WORK INSTRUCTIONS
Look through the material below. Copy each line that contains the string "JSON".

RECORDED INFORMATION
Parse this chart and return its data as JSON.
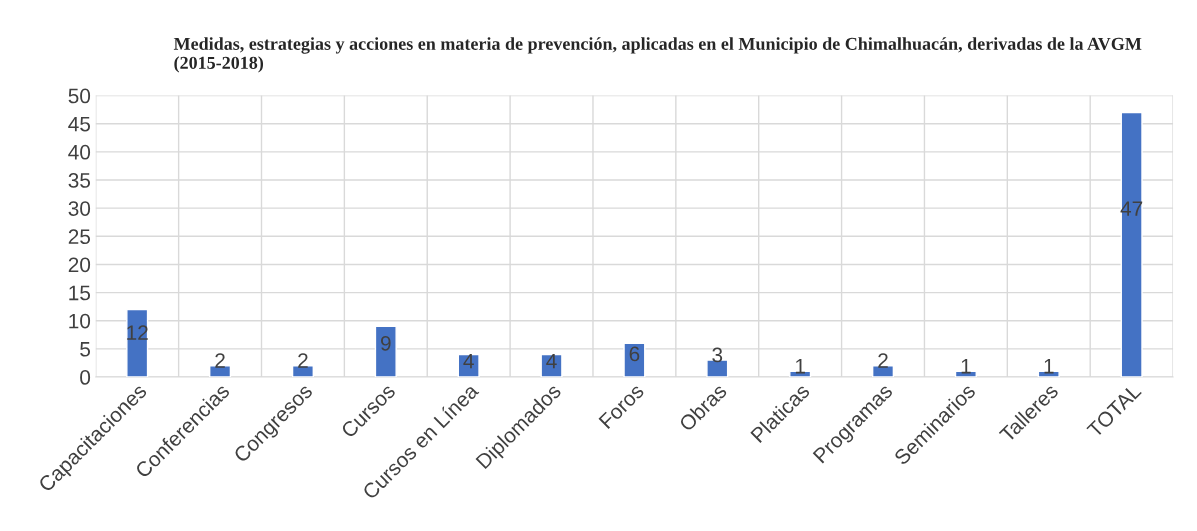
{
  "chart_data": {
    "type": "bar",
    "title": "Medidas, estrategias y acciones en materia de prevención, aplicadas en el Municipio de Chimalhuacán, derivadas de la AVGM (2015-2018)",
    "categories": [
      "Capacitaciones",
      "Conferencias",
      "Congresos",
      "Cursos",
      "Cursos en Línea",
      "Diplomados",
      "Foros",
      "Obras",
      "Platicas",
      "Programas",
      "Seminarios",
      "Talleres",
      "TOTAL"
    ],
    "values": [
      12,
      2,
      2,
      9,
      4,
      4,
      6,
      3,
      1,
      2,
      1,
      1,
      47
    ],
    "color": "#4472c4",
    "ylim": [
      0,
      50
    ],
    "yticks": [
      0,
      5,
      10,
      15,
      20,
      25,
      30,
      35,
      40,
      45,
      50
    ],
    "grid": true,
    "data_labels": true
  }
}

==

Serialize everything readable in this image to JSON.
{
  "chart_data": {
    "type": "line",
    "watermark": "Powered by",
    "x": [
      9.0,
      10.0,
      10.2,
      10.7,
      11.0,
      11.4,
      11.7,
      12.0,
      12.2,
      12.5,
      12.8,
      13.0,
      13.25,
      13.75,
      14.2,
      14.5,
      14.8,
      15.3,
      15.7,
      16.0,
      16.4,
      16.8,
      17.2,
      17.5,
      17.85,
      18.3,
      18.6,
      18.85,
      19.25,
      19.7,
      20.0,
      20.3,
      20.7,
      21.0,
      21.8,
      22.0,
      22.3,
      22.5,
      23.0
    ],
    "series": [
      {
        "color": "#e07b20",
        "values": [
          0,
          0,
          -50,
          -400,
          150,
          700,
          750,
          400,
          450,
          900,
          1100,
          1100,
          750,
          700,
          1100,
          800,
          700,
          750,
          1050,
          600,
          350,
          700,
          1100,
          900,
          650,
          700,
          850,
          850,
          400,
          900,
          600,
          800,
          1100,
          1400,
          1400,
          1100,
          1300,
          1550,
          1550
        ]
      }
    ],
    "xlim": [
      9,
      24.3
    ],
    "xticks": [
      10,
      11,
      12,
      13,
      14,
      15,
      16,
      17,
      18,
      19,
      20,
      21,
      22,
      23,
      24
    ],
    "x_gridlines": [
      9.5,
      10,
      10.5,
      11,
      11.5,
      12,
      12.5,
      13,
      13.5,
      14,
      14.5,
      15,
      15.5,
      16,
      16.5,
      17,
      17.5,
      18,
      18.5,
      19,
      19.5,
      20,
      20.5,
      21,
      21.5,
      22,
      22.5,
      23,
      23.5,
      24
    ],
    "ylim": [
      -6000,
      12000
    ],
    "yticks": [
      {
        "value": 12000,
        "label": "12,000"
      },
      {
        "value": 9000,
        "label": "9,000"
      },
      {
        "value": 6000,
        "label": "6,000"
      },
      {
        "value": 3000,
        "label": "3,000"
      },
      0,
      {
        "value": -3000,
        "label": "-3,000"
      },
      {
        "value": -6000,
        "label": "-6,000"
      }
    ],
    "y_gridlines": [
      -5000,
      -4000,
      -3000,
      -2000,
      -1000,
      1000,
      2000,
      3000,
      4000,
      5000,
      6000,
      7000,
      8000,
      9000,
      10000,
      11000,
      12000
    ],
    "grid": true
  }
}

...

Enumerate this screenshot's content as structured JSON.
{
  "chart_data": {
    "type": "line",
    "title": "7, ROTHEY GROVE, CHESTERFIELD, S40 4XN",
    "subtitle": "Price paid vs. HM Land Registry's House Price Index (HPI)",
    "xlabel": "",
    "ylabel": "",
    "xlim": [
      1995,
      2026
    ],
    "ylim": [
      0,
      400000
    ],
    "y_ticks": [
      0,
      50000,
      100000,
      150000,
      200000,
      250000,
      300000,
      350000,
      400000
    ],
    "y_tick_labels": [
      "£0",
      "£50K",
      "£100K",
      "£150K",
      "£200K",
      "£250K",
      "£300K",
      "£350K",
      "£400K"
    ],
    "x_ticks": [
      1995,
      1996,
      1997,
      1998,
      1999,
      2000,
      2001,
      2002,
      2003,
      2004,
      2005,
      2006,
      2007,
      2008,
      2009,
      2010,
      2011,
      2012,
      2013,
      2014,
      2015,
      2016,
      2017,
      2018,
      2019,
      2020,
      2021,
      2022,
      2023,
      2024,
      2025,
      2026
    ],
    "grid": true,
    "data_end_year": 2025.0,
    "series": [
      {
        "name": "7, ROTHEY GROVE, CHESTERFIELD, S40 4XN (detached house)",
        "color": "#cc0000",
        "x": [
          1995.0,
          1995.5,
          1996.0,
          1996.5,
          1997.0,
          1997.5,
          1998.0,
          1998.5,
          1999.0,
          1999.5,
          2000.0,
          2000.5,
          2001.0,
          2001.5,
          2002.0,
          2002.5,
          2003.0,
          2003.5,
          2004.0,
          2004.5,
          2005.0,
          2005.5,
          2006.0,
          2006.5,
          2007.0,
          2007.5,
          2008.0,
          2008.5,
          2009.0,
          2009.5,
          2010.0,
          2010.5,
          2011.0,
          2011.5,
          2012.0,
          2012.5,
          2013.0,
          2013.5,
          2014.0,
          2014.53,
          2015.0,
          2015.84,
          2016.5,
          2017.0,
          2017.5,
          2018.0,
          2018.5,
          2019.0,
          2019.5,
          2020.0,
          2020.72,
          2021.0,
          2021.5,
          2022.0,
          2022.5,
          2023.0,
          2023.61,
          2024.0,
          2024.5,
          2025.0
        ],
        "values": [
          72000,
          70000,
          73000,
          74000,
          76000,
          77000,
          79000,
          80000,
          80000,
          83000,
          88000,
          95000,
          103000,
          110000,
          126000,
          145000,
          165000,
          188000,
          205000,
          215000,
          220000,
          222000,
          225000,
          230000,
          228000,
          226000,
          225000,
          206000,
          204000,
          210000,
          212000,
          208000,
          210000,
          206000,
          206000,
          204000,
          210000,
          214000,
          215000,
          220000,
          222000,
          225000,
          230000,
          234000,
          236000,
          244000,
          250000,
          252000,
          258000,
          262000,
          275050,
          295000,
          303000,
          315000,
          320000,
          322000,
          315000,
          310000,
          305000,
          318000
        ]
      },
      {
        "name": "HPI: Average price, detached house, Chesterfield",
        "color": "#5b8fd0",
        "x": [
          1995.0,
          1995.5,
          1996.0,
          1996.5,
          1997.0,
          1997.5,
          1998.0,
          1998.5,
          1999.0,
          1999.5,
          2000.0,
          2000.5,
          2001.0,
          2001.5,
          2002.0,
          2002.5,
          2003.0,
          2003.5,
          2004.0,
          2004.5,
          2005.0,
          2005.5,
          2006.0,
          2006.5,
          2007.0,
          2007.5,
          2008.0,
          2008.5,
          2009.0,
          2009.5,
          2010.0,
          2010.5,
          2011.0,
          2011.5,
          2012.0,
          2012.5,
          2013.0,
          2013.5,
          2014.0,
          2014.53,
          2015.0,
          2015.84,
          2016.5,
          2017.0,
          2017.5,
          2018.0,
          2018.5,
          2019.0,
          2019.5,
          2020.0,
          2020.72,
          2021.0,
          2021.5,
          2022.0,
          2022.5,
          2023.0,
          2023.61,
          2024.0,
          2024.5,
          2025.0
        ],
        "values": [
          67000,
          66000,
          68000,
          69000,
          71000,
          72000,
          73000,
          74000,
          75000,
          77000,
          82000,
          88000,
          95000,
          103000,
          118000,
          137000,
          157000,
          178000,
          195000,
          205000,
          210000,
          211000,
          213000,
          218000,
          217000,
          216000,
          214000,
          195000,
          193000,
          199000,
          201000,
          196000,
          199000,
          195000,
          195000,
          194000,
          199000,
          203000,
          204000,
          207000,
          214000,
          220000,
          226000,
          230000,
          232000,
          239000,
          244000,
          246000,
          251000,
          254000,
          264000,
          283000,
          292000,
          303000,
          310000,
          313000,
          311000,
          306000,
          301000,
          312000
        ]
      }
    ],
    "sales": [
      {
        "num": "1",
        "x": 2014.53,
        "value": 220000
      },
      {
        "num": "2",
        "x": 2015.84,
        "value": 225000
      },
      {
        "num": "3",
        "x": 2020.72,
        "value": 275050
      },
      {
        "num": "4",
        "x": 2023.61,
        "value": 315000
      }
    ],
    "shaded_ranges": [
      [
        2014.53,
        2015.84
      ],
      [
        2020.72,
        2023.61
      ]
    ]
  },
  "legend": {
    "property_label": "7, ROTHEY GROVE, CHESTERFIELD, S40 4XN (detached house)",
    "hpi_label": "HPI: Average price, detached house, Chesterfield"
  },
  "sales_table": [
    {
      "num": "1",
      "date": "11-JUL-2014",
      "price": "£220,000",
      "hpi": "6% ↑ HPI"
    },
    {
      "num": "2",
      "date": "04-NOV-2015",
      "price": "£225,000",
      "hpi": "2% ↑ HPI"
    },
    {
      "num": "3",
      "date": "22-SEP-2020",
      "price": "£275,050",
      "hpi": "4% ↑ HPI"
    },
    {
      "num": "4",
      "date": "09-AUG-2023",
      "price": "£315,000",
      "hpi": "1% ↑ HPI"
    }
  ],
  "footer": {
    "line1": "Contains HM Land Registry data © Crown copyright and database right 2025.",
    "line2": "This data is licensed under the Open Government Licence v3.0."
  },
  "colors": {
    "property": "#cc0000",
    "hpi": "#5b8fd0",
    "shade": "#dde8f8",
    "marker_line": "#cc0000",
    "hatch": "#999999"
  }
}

CORRECT RESULT
Parse this chart and return its data as JSON.
Serialize everything readable in this image to JSON.
Enumerate this screenshot's content as structured JSON.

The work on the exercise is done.